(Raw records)
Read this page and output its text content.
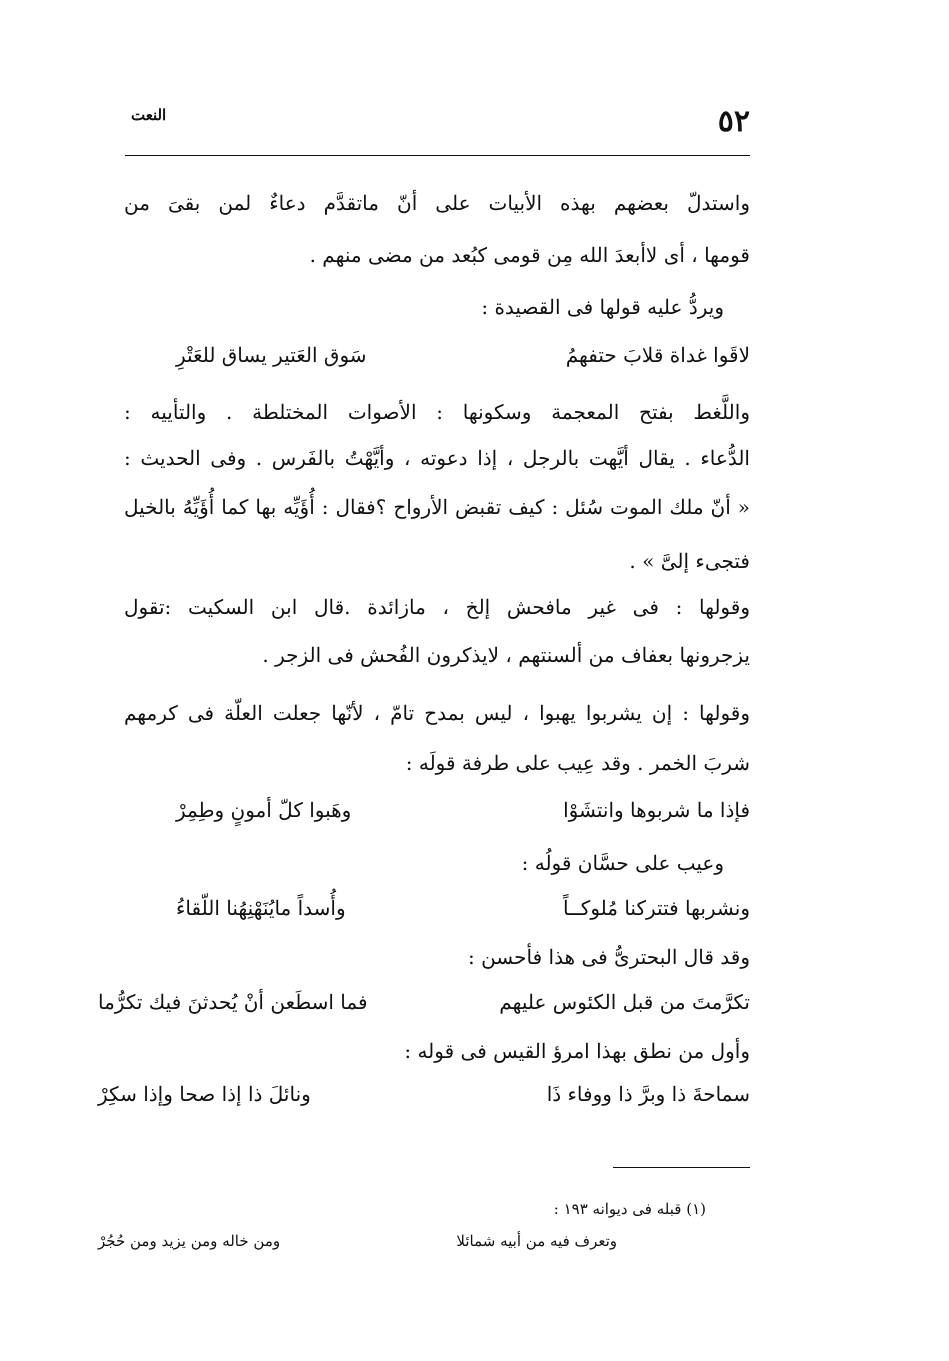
٥٢
النعت
واستدلّ بعضهم بهذه الأبيات على أنّ ماتقدَّم دعاءٌ لمن بقىَ من
قومها ، أى لاأبعدَ الله مِن قومى كبُعد من مضى منهم .
ويردُّ عليه قولها فى القصيدة :
لاقَوا غداة قلابَ حتفهمُ
سَوق العَتير يساق للعَتْرِ
واللَّغط بفتح المعجمة وسكونها : الأصوات المختلطة . والتأييه :
الدُّعاء . يقال أيَّهت بالرجل ، إذا دعوته ، وأيَّهْتُ بالفَرس . وفى الحديث :
« أنّ ملك الموت سُئل : كيف تقبض الأرواح ؟فقال : أُؤَيِّه بها كما أُؤَيِّهُ بالخيل
فتجىء إلىَّ » .
وقولها : فى غير مافحش إلخ ، مازائدة .قال ابن السكيت :تقول
يزجرونها بعفاف من ألسنتهم ، لايذكرون الفُحش فى الزجر .
وقولها : إن يشربوا يهبوا ، ليس بمدح تامّ ، لأنّها جعلت العلّة فى كرمهم
شربَ الخمر . وقد عِيب على طرفة قولَه :
فإذا ما شربوها وانتشَوْا
وهَبوا كلّ أمونٍ وطِمِرْ
وعيب على حسَّان قولُه :
ونشربها فتتركنا مُلوكــاً
وأُسداً مايُنَهْنِهُنا اللّقاءُ
وقد قال البحترىُّ فى هذا فأحسن :
تكرَّمتَ من قبل الكئوس عليهم
فما اسطَعن أنْ يُحدثنَ فيك تكرُّما
وأول من نطق بهذا امرؤ القيس فى قوله :
سماحةَ ذا وبرَّ ذا ووفاء ذَا
ونائلَ ذا إذا صحا وإذا سكِرْ
(١) قبله فى ديوانه ١٩٣ :
وتعرف فيه من أبيه شمائلا
ومن خاله ومن يزيد ومن حُجُرْ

-- What to produce --
Give back each entry exactly as it appears, with no pictures.

-- Answer in full --
Read this page and output its text content.
٥٢
النعت
واستدلّ بعضهم بهذه الأبيات على أنّ ماتقدَّم دعاءٌ لمن بقىَ من
قومها ، أى لاأبعدَ الله مِن قومى كبُعد من مضى منهم .
ويردُّ عليه قولها فى القصيدة :
لاقَوا غداة قلابَ حتفهمُ
سَوق العَتير يساق للعَتْرِ
واللَّغط بفتح المعجمة وسكونها : الأصوات المختلطة . والتأييه :
الدُّعاء . يقال أيَّهت بالرجل ، إذا دعوته ، وأيَّهْتُ بالفَرس . وفى الحديث :
« أنّ ملك الموت سُئل : كيف تقبض الأرواح ؟فقال : أُؤَيِّه بها كما أُؤَيِّهُ بالخيل
فتجىء إلىَّ » .
وقولها : فى غير مافحش إلخ ، مازائدة .قال ابن السكيت :تقول
يزجرونها بعفاف من ألسنتهم ، لايذكرون الفُحش فى الزجر .
وقولها : إن يشربوا يهبوا ، ليس بمدح تامّ ، لأنّها جعلت العلّة فى كرمهم
شربَ الخمر . وقد عِيب على طرفة قولَه :
فإذا ما شربوها وانتشَوْا
وهَبوا كلّ أمونٍ وطِمِرْ
وعيب على حسَّان قولُه :
ونشربها فتتركنا مُلوكــاً
وأُسداً مايُنَهْنِهُنا اللّقاءُ
وقد قال البحترىُّ فى هذا فأحسن :
تكرَّمتَ من قبل الكئوس عليهم
فما اسطَعن أنْ يُحدثنَ فيك تكرُّما
وأول من نطق بهذا امرؤ القيس فى قوله :
سماحةَ ذا وبرَّ ذا ووفاء ذَا
ونائلَ ذا إذا صحا وإذا سكِرْ
(١) قبله فى ديوانه ١٩٣ :
وتعرف فيه من أبيه شمائلا
ومن خاله ومن يزيد ومن حُجُرْ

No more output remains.